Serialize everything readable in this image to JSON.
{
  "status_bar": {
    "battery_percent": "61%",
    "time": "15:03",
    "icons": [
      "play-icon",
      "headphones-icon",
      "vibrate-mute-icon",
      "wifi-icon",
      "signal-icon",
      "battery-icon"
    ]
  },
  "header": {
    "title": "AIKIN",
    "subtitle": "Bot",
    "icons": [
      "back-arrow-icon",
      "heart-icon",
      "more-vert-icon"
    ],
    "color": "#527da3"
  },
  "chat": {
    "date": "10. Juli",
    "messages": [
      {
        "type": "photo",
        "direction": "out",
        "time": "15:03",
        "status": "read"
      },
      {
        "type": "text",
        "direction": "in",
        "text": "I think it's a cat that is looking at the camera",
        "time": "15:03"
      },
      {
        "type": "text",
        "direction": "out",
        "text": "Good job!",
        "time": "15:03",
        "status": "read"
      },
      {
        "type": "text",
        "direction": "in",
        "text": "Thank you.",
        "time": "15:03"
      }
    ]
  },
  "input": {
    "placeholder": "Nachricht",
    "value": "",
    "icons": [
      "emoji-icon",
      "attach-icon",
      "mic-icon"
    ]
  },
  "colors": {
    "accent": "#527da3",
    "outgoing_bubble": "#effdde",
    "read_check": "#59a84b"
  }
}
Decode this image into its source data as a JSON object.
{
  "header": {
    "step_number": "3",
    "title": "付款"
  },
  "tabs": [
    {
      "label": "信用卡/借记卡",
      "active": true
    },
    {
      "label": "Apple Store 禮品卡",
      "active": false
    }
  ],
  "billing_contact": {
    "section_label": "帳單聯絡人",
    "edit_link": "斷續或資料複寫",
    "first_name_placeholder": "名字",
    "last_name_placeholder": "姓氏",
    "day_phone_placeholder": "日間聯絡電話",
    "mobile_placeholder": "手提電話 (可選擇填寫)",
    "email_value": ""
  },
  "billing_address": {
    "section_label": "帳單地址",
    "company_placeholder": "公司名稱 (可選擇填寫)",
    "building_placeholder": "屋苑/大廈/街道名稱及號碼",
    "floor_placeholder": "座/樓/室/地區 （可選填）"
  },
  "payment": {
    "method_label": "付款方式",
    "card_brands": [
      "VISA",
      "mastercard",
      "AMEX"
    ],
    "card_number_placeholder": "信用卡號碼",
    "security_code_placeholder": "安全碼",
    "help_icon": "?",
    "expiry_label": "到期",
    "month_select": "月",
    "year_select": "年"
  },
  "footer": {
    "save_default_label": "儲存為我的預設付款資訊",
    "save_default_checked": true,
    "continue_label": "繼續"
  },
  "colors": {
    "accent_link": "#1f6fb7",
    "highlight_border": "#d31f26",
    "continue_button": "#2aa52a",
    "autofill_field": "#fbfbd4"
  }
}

◆ ◆ ◆ ◆ ◆

DIRECTION >> Reproduce the records in full, exactly as written.

REPLY >>
Serialize everything readable in this image to JSON.
{
  "status_bar": {
    "battery_percent": "61%",
    "time": "15:03",
    "icons": [
      "play-icon",
      "headphones-icon",
      "vibrate-mute-icon",
      "wifi-icon",
      "signal-icon",
      "battery-icon"
    ]
  },
  "header": {
    "title": "AIKIN",
    "subtitle": "Bot",
    "icons": [
      "back-arrow-icon",
      "heart-icon",
      "more-vert-icon"
    ],
    "color": "#527da3"
  },
  "chat": {
    "date": "10. Juli",
    "messages": [
      {
        "type": "photo",
        "direction": "out",
        "time": "15:03",
        "status": "read"
      },
      {
        "type": "text",
        "direction": "in",
        "text": "I think it's a cat that is looking at the camera",
        "time": "15:03"
      },
      {
        "type": "text",
        "direction": "out",
        "text": "Good job!",
        "time": "15:03",
        "status": "read"
      },
      {
        "type": "text",
        "direction": "in",
        "text": "Thank you.",
        "time": "15:03"
      }
    ]
  },
  "input": {
    "placeholder": "Nachricht",
    "value": "",
    "icons": [
      "emoji-icon",
      "attach-icon",
      "mic-icon"
    ]
  },
  "colors": {
    "accent": "#527da3",
    "outgoing_bubble": "#effdde",
    "read_check": "#59a84b"
  }
}
Decode this image into its source data as a JSON object.
{
  "header": {
    "step_number": "3",
    "title": "付款"
  },
  "tabs": [
    {
      "label": "信用卡/借记卡",
      "active": true
    },
    {
      "label": "Apple Store 禮品卡",
      "active": false
    }
  ],
  "billing_contact": {
    "section_label": "帳單聯絡人",
    "edit_link": "斷續或資料複寫",
    "first_name_placeholder": "名字",
    "last_name_placeholder": "姓氏",
    "day_phone_placeholder": "日間聯絡電話",
    "mobile_placeholder": "手提電話 (可選擇填寫)",
    "email_value": ""
  },
  "billing_address": {
    "section_label": "帳單地址",
    "company_placeholder": "公司名稱 (可選擇填寫)",
    "building_placeholder": "屋苑/大廈/街道名稱及號碼",
    "floor_placeholder": "座/樓/室/地區 （可選填）"
  },
  "payment": {
    "method_label": "付款方式",
    "card_brands": [
      "VISA",
      "mastercard",
      "AMEX"
    ],
    "card_number_placeholder": "信用卡號碼",
    "security_code_placeholder": "安全碼",
    "help_icon": "?",
    "expiry_label": "到期",
    "month_select": "月",
    "year_select": "年"
  },
  "footer": {
    "save_default_label": "儲存為我的預設付款資訊",
    "save_default_checked": true,
    "continue_label": "繼續"
  },
  "colors": {
    "accent_link": "#1f6fb7",
    "highlight_border": "#d31f26",
    "continue_button": "#2aa52a",
    "autofill_field": "#fbfbd4"
  }
}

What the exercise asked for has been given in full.